■ YOUR INSTRUCTIONS:
Every line holding the string "object" should be gathered.

[Stored records]

-.-.-

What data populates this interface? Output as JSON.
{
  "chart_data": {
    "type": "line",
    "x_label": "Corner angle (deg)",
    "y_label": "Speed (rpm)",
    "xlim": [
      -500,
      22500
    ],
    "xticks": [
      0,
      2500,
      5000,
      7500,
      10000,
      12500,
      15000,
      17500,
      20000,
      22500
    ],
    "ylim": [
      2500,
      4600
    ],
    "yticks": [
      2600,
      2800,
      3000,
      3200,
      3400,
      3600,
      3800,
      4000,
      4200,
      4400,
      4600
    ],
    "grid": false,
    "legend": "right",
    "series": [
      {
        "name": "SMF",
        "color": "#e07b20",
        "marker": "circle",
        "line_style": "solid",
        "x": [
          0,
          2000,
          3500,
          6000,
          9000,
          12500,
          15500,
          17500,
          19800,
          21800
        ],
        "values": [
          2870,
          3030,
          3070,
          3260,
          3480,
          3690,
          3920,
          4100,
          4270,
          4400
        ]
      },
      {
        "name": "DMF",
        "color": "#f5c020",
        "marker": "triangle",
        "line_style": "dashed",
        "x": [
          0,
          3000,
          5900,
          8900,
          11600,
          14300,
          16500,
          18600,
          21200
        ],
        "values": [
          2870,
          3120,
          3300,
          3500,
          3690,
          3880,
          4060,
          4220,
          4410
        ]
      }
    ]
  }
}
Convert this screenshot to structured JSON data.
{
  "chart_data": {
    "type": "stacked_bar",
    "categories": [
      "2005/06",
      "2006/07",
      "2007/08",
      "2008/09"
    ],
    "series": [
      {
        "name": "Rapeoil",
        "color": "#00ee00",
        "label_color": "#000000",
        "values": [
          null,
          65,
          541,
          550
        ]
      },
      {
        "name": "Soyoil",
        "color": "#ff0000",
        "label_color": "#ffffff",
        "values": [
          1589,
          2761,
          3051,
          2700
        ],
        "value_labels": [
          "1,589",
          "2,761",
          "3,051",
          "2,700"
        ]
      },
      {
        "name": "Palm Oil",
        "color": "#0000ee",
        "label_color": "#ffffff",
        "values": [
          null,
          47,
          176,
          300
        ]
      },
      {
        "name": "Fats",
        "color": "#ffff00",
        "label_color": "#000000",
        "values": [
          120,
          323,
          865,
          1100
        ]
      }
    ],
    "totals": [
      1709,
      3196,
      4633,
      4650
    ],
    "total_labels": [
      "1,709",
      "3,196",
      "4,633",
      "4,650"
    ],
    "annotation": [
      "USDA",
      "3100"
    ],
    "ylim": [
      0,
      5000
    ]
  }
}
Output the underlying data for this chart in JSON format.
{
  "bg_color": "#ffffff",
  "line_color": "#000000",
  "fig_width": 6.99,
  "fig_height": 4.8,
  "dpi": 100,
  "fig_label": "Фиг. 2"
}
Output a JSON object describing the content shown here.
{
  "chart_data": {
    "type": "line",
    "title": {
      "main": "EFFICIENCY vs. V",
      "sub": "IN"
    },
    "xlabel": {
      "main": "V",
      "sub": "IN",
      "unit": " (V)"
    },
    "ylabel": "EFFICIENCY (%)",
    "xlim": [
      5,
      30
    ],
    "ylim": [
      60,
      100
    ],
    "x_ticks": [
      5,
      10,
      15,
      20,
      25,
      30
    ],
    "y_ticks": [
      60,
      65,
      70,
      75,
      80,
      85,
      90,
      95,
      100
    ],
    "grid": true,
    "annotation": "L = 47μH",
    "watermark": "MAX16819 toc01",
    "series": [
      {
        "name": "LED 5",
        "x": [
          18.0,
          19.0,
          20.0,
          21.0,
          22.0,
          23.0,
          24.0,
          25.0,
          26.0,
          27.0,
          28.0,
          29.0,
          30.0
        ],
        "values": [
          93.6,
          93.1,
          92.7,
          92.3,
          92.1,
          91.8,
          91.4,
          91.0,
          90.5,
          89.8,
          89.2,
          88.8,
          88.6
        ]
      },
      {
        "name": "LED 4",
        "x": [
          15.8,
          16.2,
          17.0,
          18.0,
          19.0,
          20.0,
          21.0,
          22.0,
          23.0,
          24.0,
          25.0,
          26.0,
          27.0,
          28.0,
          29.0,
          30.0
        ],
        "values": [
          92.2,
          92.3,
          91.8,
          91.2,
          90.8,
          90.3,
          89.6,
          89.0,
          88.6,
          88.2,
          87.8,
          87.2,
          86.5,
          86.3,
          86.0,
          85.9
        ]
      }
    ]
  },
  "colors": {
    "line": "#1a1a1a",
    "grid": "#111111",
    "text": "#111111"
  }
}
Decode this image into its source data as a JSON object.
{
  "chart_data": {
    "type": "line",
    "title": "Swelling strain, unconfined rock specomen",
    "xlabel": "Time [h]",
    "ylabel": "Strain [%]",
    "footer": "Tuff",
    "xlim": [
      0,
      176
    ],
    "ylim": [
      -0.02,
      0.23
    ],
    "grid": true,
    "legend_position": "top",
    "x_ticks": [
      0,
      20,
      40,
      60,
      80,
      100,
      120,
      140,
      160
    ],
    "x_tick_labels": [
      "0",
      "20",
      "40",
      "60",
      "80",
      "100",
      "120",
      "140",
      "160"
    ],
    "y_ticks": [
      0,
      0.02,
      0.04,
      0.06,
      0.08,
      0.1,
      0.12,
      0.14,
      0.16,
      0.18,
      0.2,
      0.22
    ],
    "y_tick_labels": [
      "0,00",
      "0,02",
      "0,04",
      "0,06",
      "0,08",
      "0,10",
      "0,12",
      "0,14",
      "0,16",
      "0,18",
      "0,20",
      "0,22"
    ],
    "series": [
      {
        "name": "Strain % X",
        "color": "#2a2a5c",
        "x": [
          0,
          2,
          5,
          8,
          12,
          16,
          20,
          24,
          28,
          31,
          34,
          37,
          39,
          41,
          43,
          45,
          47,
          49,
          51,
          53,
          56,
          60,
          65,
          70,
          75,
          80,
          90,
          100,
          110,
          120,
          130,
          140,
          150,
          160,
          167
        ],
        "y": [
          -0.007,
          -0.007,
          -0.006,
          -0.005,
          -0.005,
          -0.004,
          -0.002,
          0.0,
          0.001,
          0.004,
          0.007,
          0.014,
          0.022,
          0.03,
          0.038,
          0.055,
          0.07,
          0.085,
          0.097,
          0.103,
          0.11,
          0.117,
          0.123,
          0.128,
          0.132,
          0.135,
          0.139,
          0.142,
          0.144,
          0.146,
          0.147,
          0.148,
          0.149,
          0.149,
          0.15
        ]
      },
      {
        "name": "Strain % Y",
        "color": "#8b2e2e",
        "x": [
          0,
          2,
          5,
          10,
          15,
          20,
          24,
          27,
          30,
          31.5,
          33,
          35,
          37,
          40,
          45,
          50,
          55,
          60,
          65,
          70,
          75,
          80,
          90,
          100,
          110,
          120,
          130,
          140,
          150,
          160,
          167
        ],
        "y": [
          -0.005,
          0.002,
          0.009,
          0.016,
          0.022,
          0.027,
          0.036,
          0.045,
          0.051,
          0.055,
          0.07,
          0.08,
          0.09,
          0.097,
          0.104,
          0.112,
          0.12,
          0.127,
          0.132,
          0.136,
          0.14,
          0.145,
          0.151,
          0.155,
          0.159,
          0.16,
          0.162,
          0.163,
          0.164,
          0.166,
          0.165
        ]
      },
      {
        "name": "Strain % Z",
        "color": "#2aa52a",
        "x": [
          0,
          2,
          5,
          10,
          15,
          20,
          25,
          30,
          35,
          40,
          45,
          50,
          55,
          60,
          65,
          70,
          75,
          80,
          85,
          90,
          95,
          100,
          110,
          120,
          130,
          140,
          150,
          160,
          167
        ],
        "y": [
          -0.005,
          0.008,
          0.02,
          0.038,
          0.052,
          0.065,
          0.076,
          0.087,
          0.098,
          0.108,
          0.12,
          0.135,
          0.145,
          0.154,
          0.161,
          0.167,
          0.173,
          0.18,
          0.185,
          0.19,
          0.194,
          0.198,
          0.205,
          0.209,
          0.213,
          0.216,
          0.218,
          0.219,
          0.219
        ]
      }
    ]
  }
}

-.-.-

■ WRITTEN ANSWER:
Output a JSON object describing the content shown here.
Decode this image into its source data as a JSON object.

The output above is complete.